— BEGIN —

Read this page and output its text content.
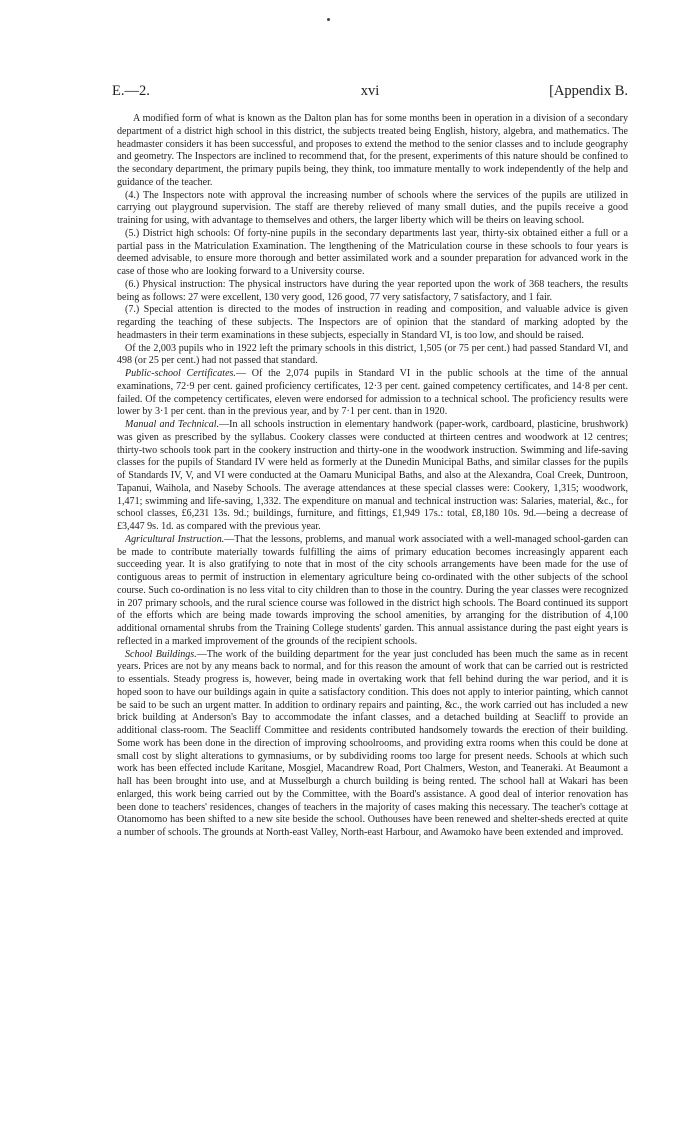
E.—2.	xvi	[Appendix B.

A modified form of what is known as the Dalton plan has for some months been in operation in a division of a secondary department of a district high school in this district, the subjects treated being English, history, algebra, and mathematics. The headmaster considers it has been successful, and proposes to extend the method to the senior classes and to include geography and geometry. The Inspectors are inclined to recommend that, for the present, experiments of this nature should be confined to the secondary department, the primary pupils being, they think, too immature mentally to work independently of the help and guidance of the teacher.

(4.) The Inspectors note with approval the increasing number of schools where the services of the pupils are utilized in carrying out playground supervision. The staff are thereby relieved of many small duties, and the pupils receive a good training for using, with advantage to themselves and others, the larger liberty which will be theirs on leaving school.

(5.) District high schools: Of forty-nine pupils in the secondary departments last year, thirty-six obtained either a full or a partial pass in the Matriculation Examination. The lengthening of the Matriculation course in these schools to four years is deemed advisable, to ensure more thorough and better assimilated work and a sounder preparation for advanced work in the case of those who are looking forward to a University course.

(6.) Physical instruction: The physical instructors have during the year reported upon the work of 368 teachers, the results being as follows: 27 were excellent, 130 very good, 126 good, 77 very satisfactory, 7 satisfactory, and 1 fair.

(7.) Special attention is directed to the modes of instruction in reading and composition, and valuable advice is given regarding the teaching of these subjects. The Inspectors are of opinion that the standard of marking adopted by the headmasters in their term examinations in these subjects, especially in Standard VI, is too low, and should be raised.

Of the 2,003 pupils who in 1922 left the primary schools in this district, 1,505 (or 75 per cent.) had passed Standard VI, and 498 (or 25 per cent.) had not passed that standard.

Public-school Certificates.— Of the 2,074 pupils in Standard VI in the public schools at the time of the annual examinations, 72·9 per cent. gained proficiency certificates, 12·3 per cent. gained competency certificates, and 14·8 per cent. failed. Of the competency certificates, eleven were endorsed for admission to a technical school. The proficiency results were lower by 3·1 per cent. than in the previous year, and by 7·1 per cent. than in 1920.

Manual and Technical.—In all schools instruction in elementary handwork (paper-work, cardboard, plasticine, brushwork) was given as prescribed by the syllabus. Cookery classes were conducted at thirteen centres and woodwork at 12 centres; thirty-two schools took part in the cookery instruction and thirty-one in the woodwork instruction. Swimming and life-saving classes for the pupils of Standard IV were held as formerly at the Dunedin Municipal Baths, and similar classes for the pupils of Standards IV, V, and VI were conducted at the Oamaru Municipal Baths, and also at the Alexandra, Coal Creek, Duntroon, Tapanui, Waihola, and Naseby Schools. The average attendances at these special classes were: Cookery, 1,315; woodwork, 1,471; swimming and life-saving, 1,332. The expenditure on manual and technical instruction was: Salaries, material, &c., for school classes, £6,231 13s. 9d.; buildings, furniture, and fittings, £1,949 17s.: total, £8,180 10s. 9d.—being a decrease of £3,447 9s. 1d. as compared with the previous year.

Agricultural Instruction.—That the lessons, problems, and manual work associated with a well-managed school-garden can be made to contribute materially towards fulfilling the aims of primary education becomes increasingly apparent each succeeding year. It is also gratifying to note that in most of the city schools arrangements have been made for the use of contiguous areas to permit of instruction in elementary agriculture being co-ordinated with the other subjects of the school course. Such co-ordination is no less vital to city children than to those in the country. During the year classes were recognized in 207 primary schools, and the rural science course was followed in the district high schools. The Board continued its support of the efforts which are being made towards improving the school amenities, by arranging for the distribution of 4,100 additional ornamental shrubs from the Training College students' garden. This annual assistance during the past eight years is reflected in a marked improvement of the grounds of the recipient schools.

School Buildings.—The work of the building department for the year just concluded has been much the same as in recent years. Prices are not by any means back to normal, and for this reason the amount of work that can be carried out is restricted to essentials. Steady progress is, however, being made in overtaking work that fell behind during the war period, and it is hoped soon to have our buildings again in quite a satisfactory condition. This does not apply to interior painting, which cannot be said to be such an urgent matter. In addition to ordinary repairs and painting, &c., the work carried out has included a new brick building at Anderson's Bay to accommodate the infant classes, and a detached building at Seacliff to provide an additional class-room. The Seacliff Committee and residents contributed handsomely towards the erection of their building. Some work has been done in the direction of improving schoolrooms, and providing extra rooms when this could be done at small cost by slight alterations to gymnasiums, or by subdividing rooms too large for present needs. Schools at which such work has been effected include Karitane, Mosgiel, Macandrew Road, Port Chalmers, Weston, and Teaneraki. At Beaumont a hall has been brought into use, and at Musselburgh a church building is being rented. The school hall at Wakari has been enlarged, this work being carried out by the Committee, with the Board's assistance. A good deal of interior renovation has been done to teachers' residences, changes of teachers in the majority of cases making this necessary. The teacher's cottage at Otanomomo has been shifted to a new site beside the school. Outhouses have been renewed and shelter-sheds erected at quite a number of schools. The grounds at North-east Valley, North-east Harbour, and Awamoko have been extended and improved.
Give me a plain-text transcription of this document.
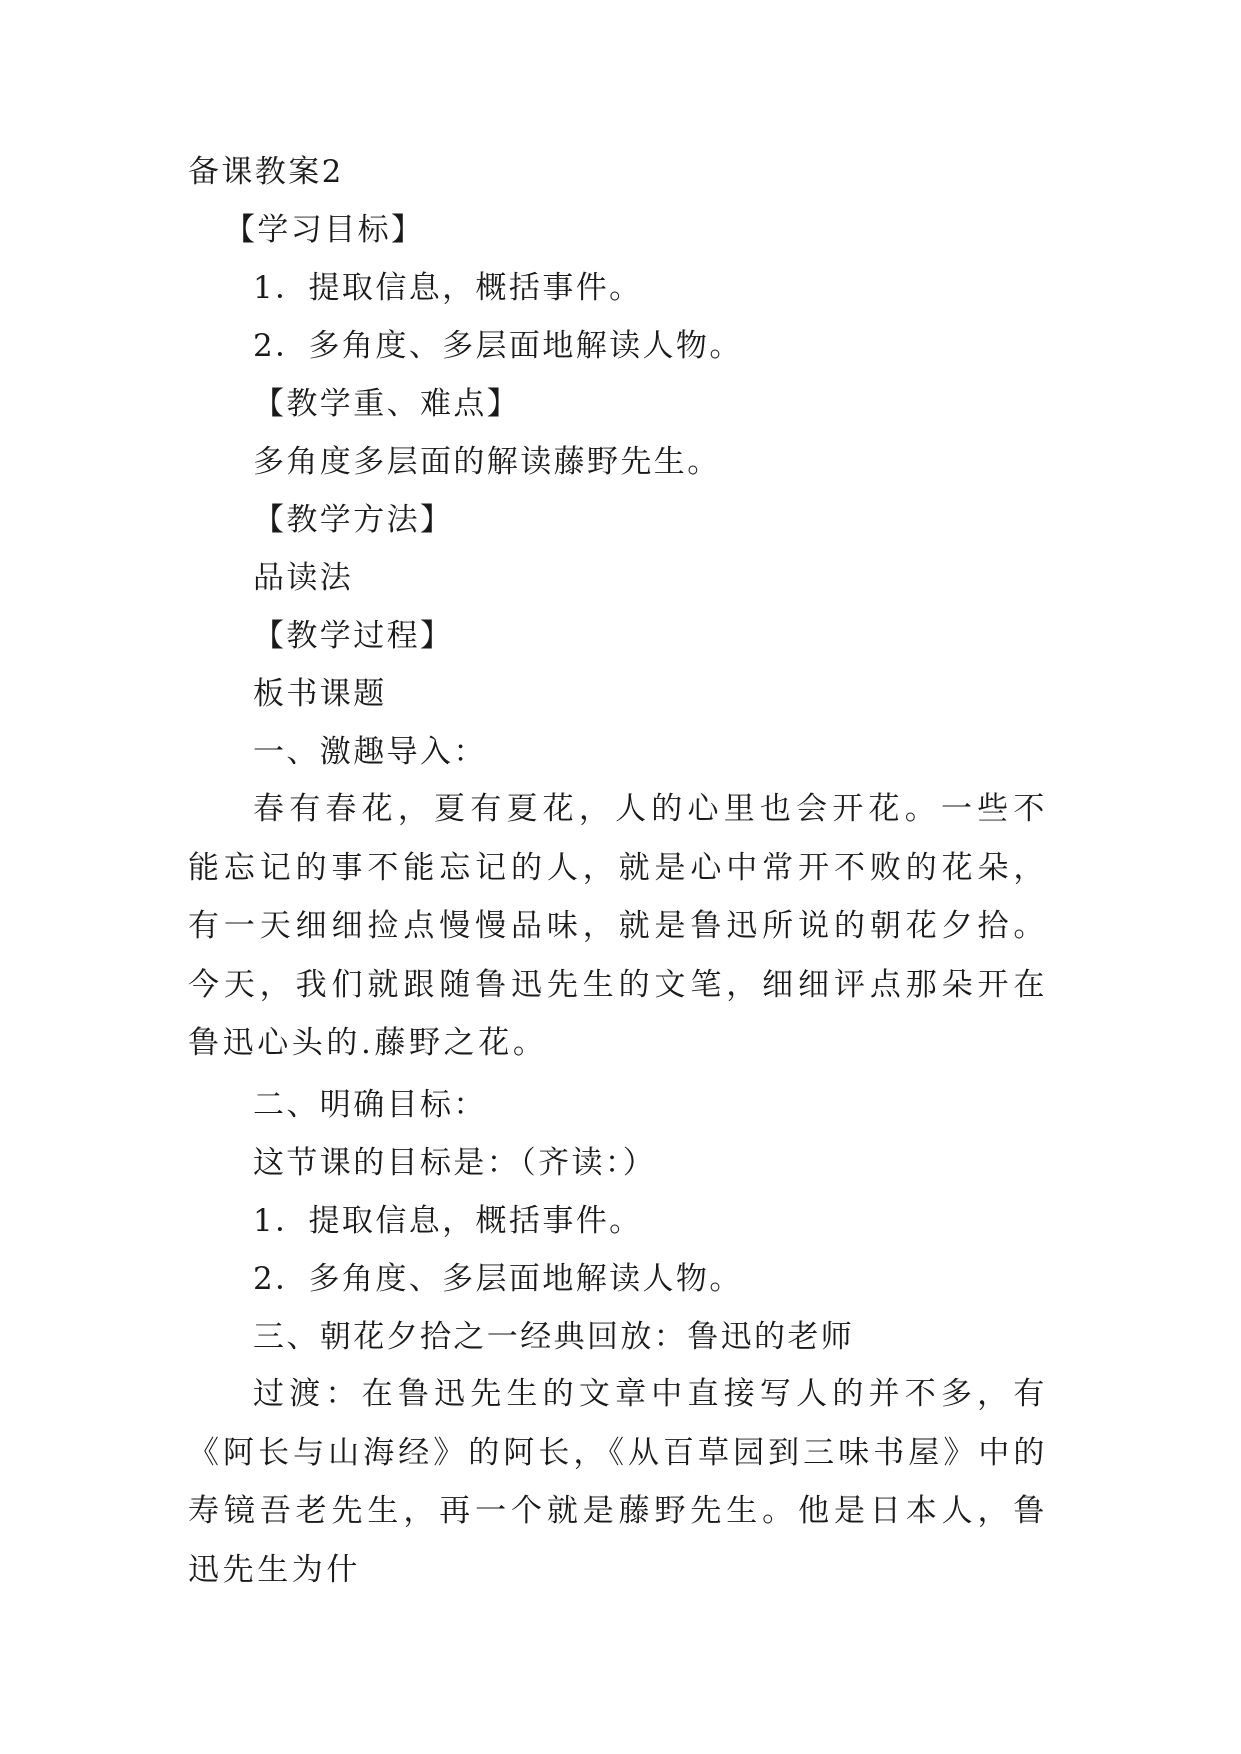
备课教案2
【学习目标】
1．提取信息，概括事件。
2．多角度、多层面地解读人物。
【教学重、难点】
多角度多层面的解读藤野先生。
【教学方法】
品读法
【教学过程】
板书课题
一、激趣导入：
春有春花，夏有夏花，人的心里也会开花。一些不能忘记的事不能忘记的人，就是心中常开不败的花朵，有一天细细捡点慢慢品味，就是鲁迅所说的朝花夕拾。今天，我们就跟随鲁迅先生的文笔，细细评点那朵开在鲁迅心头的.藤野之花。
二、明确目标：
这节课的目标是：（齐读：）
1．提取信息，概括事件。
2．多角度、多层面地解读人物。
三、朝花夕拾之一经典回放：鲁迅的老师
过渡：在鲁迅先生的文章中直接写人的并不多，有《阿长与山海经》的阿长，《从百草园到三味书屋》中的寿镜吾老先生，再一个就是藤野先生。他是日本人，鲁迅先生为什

— END —

Problem to work on:
Copy out every line from the data above that has "text" in it.

Output for this exercise:
Read this page and output its text content.
Give me a plain-text transcription of this document.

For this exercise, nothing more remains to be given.